──────── Exercise data
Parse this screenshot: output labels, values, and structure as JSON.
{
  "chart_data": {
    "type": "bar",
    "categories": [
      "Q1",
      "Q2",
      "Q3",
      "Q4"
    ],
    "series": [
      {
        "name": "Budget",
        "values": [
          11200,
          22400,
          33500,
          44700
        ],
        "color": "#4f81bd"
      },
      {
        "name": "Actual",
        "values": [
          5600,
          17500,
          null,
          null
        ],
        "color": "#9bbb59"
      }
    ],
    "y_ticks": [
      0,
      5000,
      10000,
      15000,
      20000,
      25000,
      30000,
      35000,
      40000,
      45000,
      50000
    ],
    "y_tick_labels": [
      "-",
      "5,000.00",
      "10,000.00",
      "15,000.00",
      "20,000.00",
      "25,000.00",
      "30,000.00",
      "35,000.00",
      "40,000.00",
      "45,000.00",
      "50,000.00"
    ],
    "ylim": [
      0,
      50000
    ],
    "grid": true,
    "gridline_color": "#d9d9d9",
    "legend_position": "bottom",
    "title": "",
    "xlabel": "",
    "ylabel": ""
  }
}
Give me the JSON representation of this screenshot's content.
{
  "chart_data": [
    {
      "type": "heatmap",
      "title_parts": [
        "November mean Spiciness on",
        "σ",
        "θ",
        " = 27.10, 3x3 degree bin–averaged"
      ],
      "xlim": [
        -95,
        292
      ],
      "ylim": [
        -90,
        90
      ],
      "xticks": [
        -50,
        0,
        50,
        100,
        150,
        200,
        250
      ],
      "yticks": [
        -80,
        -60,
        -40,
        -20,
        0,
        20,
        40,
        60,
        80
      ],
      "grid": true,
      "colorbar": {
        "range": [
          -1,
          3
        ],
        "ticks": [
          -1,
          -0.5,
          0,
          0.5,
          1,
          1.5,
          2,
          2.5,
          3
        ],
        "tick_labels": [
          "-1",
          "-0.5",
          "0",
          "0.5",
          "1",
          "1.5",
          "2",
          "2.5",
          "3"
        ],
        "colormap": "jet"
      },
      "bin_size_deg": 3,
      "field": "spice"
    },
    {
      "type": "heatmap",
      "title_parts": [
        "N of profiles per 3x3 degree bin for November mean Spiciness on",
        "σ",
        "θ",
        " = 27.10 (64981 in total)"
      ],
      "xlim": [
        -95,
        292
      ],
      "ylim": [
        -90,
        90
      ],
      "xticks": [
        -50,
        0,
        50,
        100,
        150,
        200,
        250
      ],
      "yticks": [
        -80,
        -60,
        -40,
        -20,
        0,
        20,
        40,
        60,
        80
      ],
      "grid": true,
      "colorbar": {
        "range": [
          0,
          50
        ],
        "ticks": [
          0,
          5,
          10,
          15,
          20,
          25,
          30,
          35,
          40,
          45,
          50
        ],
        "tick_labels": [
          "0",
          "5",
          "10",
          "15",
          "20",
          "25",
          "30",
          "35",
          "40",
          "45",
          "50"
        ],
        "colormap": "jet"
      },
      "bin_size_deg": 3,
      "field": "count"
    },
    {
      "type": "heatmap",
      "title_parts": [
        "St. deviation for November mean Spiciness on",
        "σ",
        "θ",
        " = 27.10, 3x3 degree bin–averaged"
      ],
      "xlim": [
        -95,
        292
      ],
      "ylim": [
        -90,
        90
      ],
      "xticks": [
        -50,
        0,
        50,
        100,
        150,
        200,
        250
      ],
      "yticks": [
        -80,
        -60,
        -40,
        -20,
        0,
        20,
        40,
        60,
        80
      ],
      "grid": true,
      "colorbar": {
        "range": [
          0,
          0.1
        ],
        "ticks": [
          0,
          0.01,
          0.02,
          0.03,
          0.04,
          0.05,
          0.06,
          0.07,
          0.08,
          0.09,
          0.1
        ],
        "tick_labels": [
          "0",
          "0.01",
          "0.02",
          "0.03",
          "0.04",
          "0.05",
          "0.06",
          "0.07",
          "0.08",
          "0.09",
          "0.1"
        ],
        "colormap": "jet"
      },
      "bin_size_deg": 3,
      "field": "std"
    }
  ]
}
────────────────
| Aim of the task |
Look through the entries above for the word "this". Copy every line where it shows up.

| Complete output |
Parse this screenshot: output labels, values, and structure as JSON.
Give me the JSON representation of this screenshot's content.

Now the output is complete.